» **MATERIAL FOR THE TASK**:
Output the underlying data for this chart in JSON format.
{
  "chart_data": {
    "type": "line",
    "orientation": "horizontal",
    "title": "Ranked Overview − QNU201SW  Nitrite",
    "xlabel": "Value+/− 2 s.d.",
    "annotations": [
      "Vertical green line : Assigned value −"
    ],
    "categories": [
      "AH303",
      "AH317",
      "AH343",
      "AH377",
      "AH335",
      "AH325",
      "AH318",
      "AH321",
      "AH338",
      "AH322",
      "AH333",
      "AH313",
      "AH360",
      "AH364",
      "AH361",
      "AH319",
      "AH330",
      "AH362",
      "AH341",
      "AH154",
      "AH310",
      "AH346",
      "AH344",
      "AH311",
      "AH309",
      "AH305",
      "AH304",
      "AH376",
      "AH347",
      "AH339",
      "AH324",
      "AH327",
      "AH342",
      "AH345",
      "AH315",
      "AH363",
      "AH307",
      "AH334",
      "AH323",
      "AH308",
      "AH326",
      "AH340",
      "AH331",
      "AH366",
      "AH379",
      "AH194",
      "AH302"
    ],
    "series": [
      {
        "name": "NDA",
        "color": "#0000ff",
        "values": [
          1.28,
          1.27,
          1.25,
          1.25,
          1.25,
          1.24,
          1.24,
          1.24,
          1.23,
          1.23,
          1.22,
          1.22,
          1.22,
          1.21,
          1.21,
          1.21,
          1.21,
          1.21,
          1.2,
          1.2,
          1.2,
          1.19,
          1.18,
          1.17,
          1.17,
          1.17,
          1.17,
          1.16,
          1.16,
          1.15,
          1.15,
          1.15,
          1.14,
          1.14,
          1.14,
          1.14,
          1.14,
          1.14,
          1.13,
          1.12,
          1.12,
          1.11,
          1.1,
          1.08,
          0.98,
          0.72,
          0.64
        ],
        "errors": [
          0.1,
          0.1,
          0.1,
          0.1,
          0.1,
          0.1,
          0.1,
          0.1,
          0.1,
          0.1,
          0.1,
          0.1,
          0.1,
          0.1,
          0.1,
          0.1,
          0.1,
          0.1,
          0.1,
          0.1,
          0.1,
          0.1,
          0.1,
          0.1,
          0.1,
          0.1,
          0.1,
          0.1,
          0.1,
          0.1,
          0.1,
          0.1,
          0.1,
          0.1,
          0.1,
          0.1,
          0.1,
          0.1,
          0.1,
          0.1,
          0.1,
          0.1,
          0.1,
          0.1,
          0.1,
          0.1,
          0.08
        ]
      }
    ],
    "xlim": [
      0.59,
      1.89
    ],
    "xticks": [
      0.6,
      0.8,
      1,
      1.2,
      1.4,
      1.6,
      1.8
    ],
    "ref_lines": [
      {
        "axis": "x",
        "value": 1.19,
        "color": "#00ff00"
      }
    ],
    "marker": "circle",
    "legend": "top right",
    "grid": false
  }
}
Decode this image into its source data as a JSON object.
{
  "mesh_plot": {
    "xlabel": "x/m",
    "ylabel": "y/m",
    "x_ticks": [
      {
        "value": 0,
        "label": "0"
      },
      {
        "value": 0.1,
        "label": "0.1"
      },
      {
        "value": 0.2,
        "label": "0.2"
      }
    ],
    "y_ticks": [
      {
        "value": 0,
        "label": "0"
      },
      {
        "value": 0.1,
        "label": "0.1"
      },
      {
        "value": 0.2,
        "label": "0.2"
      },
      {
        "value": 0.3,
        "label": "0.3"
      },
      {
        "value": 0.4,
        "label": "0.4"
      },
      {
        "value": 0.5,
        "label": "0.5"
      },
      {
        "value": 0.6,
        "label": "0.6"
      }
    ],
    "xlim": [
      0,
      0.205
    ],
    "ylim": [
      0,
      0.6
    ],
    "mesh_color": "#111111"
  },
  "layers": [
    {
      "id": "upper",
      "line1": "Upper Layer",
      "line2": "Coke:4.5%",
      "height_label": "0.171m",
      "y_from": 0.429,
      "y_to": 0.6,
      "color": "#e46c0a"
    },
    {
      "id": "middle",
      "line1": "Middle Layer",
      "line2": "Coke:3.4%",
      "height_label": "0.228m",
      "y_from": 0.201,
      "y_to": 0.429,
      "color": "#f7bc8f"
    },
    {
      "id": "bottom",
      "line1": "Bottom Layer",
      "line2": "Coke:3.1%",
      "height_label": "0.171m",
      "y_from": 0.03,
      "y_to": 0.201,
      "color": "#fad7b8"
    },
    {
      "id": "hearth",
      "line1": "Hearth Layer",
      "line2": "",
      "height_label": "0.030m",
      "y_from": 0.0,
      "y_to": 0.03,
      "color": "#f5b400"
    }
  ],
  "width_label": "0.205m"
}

» **EXERCISE REQUIREMENTS**:
Only lines with "this" are wanted here; list each of them.

» **EXERCISE RESPONSE**:
Output the underlying data for this chart in JSON format.
Decode this image into its source data as a JSON object.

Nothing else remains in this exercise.